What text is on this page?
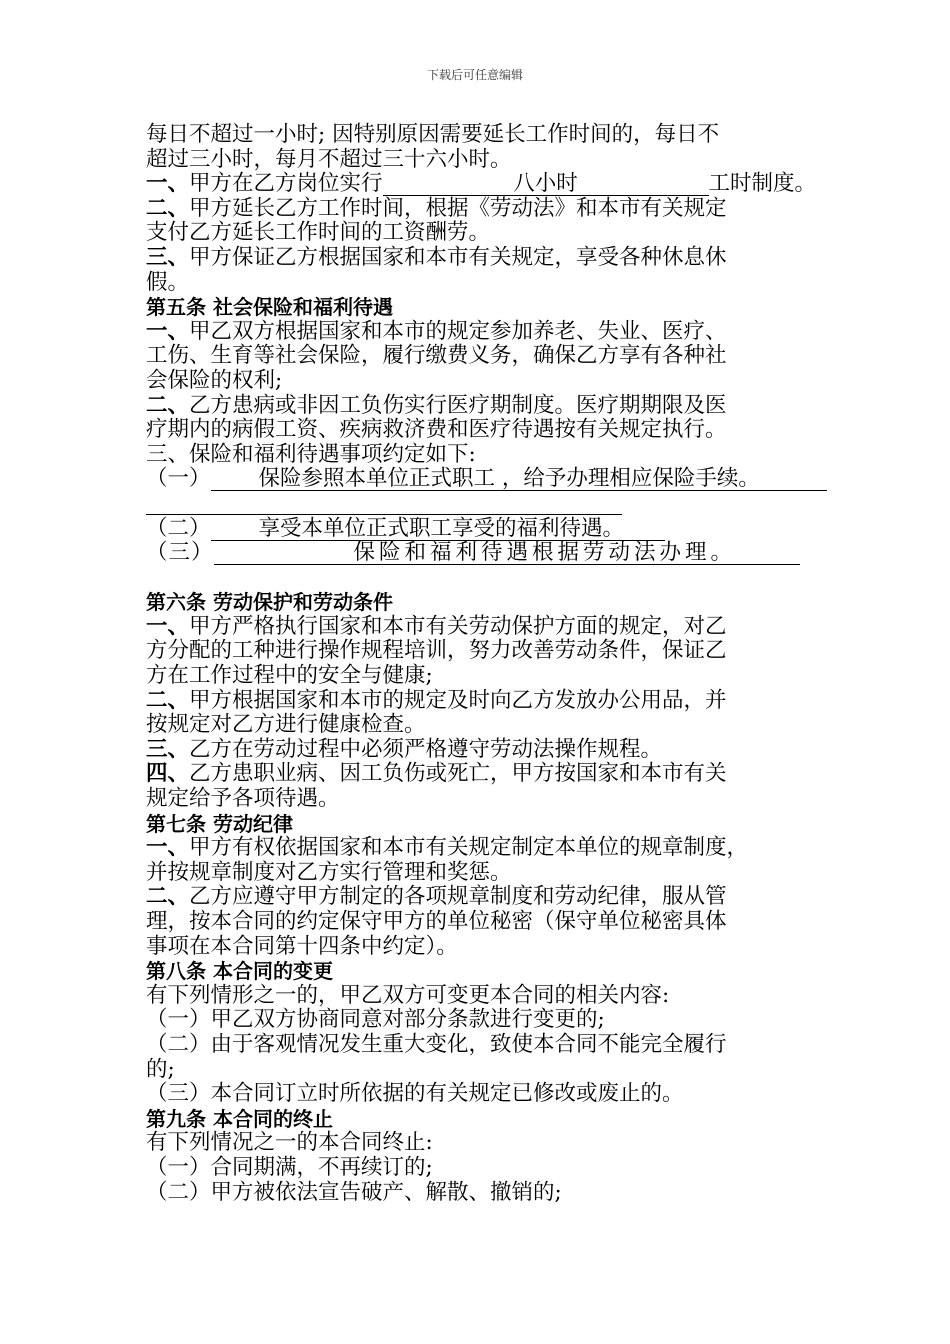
下载后可任意编辑
每日不超过一小时; 因特别原因需要延长工作时间的，每日不
超过三小时，每月不超过三十六小时。
一、甲方在乙方岗位实行	八小时	工时制度。
二、甲方延长乙方工作时间，根据《劳动法》和本市有关规定
支付乙方延长工作时间的工资酬劳。
三、甲方保证乙方根据国家和本市有关规定，享受各种休息休
假。
第五条 社会保险和福利待遇
一、甲乙双方根据国家和本市的规定参加养老、失业、医疗、
工伤、生育等社会保险，履行缴费义务，确保乙方享有各种社
会保险的权利;
二、乙方患病或非因工负伤实行医疗期制度。医疗期期限及医
疗期内的病假工资、疾病救济费和医疗待遇按有关规定执行。
三、保险和福利待遇事项约定如下:
（一） 保险参照本单位正式职工 ，给予办理相应保险手续。
（二） 享受本单位正式职工享受的福利待遇。
（三）	保险和福利待遇根据劳动法办理。
第六条 劳动保护和劳动条件
一、甲方严格执行国家和本市有关劳动保护方面的规定，对乙
方分配的工种进行操作规程培训，努力改善劳动条件，保证乙
方在工作过程中的安全与健康;
二、甲方根据国家和本市的规定及时向乙方发放办公用品，并
按规定对乙方进行健康检查。
三、乙方在劳动过程中必须严格遵守劳动法操作规程。
四、乙方患职业病、因工负伤或死亡，甲方按国家和本市有关
规定给予各项待遇。
第七条 劳动纪律
一、甲方有权依据国家和本市有关规定制定本单位的规章制度，
并按规章制度对乙方实行管理和奖惩。
二、乙方应遵守甲方制定的各项规章制度和劳动纪律，服从管
理，按本合同的约定保守甲方的单位秘密（保守单位秘密具体
事项在本合同第十四条中约定）。
第八条 本合同的变更
有下列情形之一的，甲乙双方可变更本合同的相关内容:
（一）甲乙双方协商同意对部分条款进行变更的;
（二）由于客观情况发生重大变化，致使本合同不能完全履行
的;
（三）本合同订立时所依据的有关规定已修改或废止的。
第九条 本合同的终止
有下列情况之一的本合同终止:
（一）合同期满，不再续订的;
（二）甲方被依法宣告破产、解散、撤销的;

→ **WHAT YOU SHOULD DO**:
Copy out the listing exactly as it stands, but not the pictures.

→ **EXERCISE RESULT**:
What text is on this page?
下载后可任意编辑
每日不超过一小时; 因特别原因需要延长工作时间的，每日不
超过三小时，每月不超过三十六小时。
一、甲方在乙方岗位实行	八小时	工时制度。
二、甲方延长乙方工作时间，根据《劳动法》和本市有关规定
支付乙方延长工作时间的工资酬劳。
三、甲方保证乙方根据国家和本市有关规定，享受各种休息休
假。
第五条 社会保险和福利待遇
一、甲乙双方根据国家和本市的规定参加养老、失业、医疗、
工伤、生育等社会保险，履行缴费义务，确保乙方享有各种社
会保险的权利;
二、乙方患病或非因工负伤实行医疗期制度。医疗期期限及医
疗期内的病假工资、疾病救济费和医疗待遇按有关规定执行。
三、保险和福利待遇事项约定如下:
（一） 保险参照本单位正式职工 ，给予办理相应保险手续。
（二） 享受本单位正式职工享受的福利待遇。
（三）	保险和福利待遇根据劳动法办理。
第六条 劳动保护和劳动条件
一、甲方严格执行国家和本市有关劳动保护方面的规定，对乙
方分配的工种进行操作规程培训，努力改善劳动条件，保证乙
方在工作过程中的安全与健康;
二、甲方根据国家和本市的规定及时向乙方发放办公用品，并
按规定对乙方进行健康检查。
三、乙方在劳动过程中必须严格遵守劳动法操作规程。
四、乙方患职业病、因工负伤或死亡，甲方按国家和本市有关
规定给予各项待遇。
第七条 劳动纪律
一、甲方有权依据国家和本市有关规定制定本单位的规章制度，
并按规章制度对乙方实行管理和奖惩。
二、乙方应遵守甲方制定的各项规章制度和劳动纪律，服从管
理，按本合同的约定保守甲方的单位秘密（保守单位秘密具体
事项在本合同第十四条中约定）。
第八条 本合同的变更
有下列情形之一的，甲乙双方可变更本合同的相关内容:
（一）甲乙双方协商同意对部分条款进行变更的;
（二）由于客观情况发生重大变化，致使本合同不能完全履行
的;
（三）本合同订立时所依据的有关规定已修改或废止的。
第九条 本合同的终止
有下列情况之一的本合同终止:
（一）合同期满，不再续订的;
（二）甲方被依法宣告破产、解散、撤销的;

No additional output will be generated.